Only lines holding the word "JSON" should be copied from the material.

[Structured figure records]
--- START ---

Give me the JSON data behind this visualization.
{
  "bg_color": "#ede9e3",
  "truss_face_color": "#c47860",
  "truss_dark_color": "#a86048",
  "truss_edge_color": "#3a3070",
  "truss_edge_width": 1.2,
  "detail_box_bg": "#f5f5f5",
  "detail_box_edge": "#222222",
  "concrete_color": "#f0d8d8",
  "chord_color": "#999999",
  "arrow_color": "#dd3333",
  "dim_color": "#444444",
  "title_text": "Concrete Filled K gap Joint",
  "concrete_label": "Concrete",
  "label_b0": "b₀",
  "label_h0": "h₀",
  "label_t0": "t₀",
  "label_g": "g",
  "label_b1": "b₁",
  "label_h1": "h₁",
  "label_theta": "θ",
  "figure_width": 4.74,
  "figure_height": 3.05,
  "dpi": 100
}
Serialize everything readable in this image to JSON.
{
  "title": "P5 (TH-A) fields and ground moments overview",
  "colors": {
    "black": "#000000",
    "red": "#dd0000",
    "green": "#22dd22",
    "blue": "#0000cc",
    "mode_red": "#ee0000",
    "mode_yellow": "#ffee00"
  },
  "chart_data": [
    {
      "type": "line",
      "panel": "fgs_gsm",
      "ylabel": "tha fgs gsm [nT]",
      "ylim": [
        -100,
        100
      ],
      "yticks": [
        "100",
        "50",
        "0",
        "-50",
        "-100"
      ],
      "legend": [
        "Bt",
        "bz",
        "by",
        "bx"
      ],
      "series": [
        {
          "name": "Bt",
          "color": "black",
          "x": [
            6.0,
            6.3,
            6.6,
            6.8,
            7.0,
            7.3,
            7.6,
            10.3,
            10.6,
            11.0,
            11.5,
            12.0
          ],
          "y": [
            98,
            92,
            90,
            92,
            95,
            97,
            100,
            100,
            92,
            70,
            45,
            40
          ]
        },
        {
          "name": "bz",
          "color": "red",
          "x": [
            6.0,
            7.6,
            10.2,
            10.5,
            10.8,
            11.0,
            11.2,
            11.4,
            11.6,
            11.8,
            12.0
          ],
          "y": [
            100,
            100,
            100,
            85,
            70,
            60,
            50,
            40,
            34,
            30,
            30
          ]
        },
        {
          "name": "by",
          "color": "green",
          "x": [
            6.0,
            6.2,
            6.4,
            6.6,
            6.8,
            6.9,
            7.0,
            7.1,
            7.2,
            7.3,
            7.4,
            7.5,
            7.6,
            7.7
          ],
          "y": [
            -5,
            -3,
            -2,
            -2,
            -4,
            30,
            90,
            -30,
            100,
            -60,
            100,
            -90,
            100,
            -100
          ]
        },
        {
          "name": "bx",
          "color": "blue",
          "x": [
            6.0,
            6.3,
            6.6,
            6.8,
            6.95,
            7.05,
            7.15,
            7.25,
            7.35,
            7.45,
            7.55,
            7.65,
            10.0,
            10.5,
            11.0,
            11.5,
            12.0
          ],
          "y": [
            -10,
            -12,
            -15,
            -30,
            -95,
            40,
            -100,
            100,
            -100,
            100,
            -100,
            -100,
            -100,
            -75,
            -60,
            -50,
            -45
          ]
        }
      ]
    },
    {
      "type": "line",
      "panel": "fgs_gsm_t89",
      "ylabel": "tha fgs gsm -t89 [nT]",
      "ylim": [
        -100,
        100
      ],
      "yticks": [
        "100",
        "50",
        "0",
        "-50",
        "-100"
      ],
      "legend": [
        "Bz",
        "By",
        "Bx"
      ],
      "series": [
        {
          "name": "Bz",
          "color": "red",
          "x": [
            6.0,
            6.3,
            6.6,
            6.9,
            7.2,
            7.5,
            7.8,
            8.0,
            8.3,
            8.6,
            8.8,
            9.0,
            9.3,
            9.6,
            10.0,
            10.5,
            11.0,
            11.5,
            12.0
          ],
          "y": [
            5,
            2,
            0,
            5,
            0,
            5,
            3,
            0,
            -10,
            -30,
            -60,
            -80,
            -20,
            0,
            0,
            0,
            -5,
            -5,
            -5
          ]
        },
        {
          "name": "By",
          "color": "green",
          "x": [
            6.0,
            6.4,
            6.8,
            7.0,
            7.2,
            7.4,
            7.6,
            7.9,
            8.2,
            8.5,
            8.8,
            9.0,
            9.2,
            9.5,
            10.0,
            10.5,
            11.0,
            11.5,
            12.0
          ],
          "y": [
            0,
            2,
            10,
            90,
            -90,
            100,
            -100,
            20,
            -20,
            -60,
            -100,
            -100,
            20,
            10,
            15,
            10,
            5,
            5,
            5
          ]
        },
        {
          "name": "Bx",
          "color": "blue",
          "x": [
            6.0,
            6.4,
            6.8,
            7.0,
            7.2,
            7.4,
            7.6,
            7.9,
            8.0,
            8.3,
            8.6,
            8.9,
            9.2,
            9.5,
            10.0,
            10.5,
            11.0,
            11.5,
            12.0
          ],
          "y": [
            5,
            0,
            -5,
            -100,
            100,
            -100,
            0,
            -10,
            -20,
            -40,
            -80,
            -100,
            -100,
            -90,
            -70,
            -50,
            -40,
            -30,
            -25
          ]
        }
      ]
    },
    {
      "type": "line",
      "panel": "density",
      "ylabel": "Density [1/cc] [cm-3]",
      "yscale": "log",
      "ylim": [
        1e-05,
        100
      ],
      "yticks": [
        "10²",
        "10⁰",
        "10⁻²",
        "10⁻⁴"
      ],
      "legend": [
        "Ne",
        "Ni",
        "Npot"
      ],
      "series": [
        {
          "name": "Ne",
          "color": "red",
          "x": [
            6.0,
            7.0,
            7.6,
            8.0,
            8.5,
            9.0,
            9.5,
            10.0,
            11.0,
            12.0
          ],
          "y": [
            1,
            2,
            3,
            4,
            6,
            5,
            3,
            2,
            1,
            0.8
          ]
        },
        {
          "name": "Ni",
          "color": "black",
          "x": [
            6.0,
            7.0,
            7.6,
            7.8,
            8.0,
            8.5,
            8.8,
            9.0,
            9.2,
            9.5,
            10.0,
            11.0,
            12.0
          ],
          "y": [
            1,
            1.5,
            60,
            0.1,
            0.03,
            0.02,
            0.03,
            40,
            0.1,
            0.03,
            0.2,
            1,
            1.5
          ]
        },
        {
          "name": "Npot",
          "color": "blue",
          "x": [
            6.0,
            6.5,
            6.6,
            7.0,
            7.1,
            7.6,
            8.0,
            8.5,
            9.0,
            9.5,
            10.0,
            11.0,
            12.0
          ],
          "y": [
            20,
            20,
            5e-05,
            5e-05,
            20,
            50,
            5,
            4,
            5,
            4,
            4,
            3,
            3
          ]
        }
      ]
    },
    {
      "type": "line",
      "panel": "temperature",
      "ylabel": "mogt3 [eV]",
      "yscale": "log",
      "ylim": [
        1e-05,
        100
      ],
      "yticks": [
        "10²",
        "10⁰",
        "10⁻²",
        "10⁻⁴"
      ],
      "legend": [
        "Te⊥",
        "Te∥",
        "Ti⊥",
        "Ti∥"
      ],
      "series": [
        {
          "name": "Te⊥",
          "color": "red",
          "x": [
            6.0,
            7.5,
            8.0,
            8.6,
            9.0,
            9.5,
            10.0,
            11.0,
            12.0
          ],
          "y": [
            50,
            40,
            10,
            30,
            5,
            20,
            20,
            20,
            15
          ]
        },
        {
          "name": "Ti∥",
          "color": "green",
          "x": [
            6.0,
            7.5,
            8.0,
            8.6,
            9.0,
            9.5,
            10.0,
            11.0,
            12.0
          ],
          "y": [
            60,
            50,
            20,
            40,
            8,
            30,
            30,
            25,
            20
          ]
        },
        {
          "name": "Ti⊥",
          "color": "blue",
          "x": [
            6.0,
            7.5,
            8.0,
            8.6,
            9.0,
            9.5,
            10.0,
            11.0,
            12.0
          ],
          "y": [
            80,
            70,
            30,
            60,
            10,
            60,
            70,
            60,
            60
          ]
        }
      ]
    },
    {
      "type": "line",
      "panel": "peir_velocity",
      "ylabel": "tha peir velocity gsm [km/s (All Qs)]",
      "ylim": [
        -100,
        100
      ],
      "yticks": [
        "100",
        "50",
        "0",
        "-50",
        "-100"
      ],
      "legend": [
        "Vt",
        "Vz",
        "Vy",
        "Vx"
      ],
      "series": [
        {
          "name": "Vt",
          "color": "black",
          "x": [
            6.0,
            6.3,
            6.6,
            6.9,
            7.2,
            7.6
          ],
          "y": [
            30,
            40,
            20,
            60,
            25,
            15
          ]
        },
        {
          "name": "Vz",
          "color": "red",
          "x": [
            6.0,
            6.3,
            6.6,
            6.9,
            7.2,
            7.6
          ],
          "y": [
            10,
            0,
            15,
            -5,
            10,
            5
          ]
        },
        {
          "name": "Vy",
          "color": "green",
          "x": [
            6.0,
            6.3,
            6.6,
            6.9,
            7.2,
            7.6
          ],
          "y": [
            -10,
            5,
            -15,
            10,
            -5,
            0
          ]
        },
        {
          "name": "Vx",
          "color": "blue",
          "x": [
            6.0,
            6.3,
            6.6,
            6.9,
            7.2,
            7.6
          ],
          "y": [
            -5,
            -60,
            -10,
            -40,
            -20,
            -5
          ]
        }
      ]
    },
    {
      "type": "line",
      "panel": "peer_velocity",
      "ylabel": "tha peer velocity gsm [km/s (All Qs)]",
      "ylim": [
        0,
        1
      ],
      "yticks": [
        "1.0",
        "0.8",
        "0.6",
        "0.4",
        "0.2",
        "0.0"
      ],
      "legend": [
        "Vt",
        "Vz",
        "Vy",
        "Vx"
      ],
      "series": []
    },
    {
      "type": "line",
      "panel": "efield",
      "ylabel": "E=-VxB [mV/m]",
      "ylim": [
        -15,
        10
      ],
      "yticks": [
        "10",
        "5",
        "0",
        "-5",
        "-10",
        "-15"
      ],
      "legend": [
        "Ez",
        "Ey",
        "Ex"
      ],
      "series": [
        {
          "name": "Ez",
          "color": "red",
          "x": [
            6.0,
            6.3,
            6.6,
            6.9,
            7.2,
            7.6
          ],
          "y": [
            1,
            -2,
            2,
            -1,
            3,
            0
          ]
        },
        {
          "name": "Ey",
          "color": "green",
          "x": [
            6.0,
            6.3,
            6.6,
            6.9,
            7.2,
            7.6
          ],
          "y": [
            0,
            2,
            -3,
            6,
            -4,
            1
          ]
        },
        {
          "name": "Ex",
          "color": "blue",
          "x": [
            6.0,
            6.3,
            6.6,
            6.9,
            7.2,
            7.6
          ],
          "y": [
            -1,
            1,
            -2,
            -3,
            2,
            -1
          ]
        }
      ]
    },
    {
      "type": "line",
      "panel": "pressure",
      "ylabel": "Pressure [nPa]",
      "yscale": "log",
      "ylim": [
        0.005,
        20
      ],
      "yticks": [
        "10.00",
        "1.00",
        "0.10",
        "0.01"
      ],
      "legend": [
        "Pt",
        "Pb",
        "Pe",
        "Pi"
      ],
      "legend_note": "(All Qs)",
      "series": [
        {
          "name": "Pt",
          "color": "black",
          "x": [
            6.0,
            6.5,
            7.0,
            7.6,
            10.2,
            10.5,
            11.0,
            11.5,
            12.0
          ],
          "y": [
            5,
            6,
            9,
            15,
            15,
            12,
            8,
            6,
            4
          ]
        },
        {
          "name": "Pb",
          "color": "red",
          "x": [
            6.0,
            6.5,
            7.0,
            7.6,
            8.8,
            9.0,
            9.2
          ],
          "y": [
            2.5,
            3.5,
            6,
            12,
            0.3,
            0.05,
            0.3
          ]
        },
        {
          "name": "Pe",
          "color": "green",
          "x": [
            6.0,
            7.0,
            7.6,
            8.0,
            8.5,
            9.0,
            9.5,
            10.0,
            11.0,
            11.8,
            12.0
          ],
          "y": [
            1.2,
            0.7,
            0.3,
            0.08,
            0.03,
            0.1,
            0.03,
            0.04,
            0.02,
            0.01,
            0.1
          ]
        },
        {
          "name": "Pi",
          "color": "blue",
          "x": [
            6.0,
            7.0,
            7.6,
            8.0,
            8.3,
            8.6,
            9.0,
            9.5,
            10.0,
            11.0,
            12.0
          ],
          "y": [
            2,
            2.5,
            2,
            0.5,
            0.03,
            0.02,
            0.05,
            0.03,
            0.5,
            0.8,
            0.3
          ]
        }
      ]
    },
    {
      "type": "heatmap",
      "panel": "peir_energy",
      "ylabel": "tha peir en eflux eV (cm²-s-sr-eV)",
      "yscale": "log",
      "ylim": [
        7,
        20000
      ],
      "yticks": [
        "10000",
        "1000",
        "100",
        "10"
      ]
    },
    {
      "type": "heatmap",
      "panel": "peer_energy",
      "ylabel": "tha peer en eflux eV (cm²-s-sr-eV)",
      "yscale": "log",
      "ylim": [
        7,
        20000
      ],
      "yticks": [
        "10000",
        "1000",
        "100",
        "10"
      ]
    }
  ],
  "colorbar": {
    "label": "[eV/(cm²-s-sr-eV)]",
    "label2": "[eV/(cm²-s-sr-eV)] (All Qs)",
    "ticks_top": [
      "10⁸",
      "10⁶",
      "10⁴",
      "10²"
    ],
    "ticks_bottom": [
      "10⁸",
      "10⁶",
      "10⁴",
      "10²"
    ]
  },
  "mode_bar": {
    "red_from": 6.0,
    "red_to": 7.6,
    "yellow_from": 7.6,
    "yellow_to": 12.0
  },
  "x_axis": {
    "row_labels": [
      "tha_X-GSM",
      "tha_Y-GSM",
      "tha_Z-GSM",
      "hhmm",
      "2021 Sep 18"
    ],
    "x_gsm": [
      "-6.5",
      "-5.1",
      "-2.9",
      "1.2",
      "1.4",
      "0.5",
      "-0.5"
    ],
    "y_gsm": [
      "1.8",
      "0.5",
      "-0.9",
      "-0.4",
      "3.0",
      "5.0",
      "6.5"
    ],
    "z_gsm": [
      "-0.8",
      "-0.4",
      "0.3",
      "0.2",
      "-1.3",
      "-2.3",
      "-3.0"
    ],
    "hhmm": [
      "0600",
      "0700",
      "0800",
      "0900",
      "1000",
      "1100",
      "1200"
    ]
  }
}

--- END ---

> **CORRECT ANSWER**:
Give me the JSON data behind this visualization.
Serialize everything readable in this image to JSON.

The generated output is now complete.